▶ EXERCISE REQUIREMENTS
Could you transcribe, word for word, the stretch from "In February 2016" through "the iPhone 4." in the article below about Apple chip executive Johny Srouji?

1 Apple's SVP hardware technologies Johny Srouji


In February 2016 Patently Apple posted a report titled "One of Apple's Top Secret Chip Executives is Revealed in a Fascinating new Interview." In the first interview we learned about Apple's SVP of Hardware Technologies Johny Srouji who resides in both Israel and Cupertino. He's an advanced engineer that previously worked at IBM and Intel. The division he run is responsible for making processor chips, the silicon brains inside the iPhone, iPad, Apple Watch, and Apple TV. His first projects were the original iPad and the iPhone 4.


Today in an exclusive interview with the Israeli Calcalist, Srouji discussed Apple's ascent up the supply chain ladder, and the fine balance between what the company plans to buy from vendors and what it plans to develop in-house in the future.


In recent years, Apple has been getting more ambitious when it comes to in-house chip design. Mr. Scrouji discussed Apple's way of balancing between in-house development and partnerships with vendors, and the advantage it has over chip companies.


As Srouji sees it, "There is a fine balance between 'you want to do everything,' and 'you want to make sure that everything that you deliver into the product is as good as it gets. Apple is about focus. We focus on the things where we're going to just double-down and deliver."


Srouji told the Calcalist that Apple works very tightly with vendors to make sure that whatever they deliver is made according to Apple's specifications. Going forward, Apple will "still partner with vendors" in some cases and in others it will develop things internally. "We are doing more and more, and we think carefully about what we want to do versus buy."

▶ DATASET ENTRIES
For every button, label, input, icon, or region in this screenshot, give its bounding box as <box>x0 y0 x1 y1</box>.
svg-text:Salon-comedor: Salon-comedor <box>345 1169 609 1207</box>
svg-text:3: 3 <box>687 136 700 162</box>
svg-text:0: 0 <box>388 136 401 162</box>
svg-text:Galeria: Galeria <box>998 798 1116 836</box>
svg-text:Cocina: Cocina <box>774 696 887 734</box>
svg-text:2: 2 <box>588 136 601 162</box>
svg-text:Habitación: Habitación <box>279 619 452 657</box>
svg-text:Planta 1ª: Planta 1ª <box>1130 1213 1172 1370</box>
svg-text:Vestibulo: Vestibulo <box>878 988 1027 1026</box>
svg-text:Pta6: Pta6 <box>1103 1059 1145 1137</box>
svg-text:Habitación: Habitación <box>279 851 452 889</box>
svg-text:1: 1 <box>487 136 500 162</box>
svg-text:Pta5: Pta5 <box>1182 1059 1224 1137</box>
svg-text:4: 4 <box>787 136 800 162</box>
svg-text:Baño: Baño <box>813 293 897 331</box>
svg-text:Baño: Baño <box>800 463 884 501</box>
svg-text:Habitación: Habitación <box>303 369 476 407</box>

▶ FINAL ANSWER
In February 2016 Patently Apple posted a report titled "One of Apple's Top Secret Chip Executives is Revealed in a Fascinating new Interview." In the first interview we learned about Apple's SVP of Hardware Technologies Johny Srouji who resides in both Israel and Cupertino. He's an advanced engineer that previously worked at IBM and Intel. The division he run is responsible for making processor chips, the silicon brains inside the iPhone, iPad, Apple Watch, and Apple TV. His first projects were the original iPad and the iPhone 4.